Non è la prima volta che ai due fratelli Candurro vengono sequestrati beni riconducibili al clan Misso. Già nel 2016 la Dia riuscì a bloccare 10 milioni.

Le indagini, che hanno preso avvio dall’analisi di operazioni finanziarie sospette e che sono state comprovate anche dalle risultanze emerse da una rogatoria internazionale con acquisizione di documentazione bancaria presso Istituti Bancari Elvetici, hanno confermato come Vincenzo Candurro, detto “Enzo ‘o barbiere” (in quanto titolare, in passato, di una barberia nel centro storico di Napoli), sia diventato, nel tempo, il cassiere e uomo di fiducia del citato boss (a conforto di ciò, anche una condanna a suo carico per associazione mafiosa), mentre il fratello Giuseppe si sia, invece, occupato, sempre per conto del clan Misso, del reimpiego in attività economiche di denaro di provenienza illecita.

◇ ◇ ◇ ◇ ◇

ISTRUZIONI DEL COMPITO: Secondo l'estratto, per quale motivo Vincenzo Candurro era soprannominato “Enzo ‘o barbiere”? L'elenco che segue proviene da un'altra fonte.

◇ ◇ ◇ ◇ ◇

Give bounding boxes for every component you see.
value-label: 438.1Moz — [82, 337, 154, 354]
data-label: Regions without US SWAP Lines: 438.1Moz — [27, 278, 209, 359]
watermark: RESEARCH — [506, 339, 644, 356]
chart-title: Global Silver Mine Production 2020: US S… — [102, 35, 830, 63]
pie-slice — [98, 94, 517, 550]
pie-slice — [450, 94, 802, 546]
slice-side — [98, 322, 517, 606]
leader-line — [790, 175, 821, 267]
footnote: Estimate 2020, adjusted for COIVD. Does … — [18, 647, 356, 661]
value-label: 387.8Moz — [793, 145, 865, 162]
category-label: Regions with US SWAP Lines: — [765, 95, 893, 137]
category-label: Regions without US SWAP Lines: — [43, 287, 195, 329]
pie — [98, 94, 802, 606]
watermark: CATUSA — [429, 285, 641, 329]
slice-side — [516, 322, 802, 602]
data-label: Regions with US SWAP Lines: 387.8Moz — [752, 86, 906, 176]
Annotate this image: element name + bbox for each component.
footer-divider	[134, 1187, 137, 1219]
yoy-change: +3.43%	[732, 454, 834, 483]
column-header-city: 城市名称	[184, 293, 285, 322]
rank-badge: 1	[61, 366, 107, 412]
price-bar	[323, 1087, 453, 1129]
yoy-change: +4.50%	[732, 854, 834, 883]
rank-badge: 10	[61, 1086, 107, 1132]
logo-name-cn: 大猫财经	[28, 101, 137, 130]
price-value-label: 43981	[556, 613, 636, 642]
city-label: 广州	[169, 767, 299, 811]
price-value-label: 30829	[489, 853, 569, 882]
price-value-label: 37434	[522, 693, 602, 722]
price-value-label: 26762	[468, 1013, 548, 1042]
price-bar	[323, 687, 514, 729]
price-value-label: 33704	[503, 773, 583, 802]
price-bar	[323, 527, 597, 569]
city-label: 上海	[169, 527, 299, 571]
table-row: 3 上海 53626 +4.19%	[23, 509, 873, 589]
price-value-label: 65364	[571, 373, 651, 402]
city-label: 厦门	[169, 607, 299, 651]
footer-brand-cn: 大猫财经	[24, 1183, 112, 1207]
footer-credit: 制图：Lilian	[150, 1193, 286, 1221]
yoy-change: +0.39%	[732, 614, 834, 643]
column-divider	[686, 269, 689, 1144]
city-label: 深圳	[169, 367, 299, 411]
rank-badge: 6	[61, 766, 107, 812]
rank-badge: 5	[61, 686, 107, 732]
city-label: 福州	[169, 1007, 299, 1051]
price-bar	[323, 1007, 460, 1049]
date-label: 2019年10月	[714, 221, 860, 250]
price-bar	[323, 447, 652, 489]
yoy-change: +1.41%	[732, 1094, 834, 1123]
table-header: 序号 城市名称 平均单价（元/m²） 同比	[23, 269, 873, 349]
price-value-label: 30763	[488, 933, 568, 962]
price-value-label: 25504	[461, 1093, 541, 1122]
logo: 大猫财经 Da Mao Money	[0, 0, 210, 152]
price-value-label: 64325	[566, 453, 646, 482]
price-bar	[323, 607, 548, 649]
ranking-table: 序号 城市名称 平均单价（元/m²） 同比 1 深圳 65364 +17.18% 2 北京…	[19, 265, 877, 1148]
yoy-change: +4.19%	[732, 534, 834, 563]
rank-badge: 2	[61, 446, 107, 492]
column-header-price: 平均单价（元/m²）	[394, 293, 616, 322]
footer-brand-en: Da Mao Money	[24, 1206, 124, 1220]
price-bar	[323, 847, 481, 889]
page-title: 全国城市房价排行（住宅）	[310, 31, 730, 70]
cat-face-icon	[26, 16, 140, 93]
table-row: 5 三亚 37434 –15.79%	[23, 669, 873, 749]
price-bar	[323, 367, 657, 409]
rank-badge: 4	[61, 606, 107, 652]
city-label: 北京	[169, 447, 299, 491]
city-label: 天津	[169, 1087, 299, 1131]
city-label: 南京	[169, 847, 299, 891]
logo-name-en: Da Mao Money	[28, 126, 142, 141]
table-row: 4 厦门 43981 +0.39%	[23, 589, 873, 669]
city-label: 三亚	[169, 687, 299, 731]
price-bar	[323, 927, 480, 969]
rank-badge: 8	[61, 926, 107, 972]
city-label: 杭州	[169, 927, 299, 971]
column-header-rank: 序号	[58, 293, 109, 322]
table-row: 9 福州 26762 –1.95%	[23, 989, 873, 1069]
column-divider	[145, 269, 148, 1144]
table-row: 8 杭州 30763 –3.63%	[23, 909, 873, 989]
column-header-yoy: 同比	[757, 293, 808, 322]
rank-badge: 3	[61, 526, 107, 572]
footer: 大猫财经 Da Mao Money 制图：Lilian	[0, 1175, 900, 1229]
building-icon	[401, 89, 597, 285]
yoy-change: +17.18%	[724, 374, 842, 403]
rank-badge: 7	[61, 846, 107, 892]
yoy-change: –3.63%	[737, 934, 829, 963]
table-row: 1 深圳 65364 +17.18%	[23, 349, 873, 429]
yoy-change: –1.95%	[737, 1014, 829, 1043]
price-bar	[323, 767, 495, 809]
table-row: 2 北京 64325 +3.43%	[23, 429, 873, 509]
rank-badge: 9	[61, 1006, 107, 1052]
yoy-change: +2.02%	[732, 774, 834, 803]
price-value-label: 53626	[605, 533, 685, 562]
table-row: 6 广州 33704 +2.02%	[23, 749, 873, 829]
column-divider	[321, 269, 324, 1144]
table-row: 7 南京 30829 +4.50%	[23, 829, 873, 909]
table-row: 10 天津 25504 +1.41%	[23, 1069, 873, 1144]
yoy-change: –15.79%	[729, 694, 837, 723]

◇ ◇ ◇ ◇ ◇

RISPOSTA AL COMPITO: Perché in passato era titolare di una barberia nel centro storico di Napoli.